Materials provided |
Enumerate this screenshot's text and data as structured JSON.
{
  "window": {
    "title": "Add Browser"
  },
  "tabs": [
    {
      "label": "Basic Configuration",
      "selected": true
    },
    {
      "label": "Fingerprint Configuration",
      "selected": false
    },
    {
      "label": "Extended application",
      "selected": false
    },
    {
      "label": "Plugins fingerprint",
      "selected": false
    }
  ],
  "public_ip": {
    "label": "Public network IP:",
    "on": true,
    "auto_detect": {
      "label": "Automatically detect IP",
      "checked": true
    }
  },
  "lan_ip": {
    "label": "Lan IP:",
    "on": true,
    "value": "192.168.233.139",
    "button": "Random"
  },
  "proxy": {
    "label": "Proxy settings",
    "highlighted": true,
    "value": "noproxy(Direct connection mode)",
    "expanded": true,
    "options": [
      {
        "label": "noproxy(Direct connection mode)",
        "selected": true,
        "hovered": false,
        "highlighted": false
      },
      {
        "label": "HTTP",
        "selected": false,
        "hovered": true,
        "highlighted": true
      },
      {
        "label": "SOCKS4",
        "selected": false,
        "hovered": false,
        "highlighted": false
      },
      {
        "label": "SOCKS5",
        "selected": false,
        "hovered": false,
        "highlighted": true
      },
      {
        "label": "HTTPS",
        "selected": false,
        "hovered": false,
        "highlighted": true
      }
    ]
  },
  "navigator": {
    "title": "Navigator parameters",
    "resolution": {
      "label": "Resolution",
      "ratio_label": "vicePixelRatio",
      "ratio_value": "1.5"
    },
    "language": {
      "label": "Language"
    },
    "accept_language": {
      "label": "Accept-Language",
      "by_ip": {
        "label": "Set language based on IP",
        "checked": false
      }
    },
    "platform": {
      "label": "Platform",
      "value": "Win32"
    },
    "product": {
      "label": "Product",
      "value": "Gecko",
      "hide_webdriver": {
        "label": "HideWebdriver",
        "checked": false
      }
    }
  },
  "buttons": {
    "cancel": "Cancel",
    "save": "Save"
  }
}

What this task involves |
Your task is to give the records above again, exactly.

Output for this task |
Enumerate this screenshot's text and data as structured JSON.
{
  "window": {
    "title": "Add Browser"
  },
  "tabs": [
    {
      "label": "Basic Configuration",
      "selected": true
    },
    {
      "label": "Fingerprint Configuration",
      "selected": false
    },
    {
      "label": "Extended application",
      "selected": false
    },
    {
      "label": "Plugins fingerprint",
      "selected": false
    }
  ],
  "public_ip": {
    "label": "Public network IP:",
    "on": true,
    "auto_detect": {
      "label": "Automatically detect IP",
      "checked": true
    }
  },
  "lan_ip": {
    "label": "Lan IP:",
    "on": true,
    "value": "192.168.233.139",
    "button": "Random"
  },
  "proxy": {
    "label": "Proxy settings",
    "highlighted": true,
    "value": "noproxy(Direct connection mode)",
    "expanded": true,
    "options": [
      {
        "label": "noproxy(Direct connection mode)",
        "selected": true,
        "hovered": false,
        "highlighted": false
      },
      {
        "label": "HTTP",
        "selected": false,
        "hovered": true,
        "highlighted": true
      },
      {
        "label": "SOCKS4",
        "selected": false,
        "hovered": false,
        "highlighted": false
      },
      {
        "label": "SOCKS5",
        "selected": false,
        "hovered": false,
        "highlighted": true
      },
      {
        "label": "HTTPS",
        "selected": false,
        "hovered": false,
        "highlighted": true
      }
    ]
  },
  "navigator": {
    "title": "Navigator parameters",
    "resolution": {
      "label": "Resolution",
      "ratio_label": "vicePixelRatio",
      "ratio_value": "1.5"
    },
    "language": {
      "label": "Language"
    },
    "accept_language": {
      "label": "Accept-Language",
      "by_ip": {
        "label": "Set language based on IP",
        "checked": false
      }
    },
    "platform": {
      "label": "Platform",
      "value": "Win32"
    },
    "product": {
      "label": "Product",
      "value": "Gecko",
      "hide_webdriver": {
        "label": "HideWebdriver",
        "checked": false
      }
    }
  },
  "buttons": {
    "cancel": "Cancel",
    "save": "Save"
  }
}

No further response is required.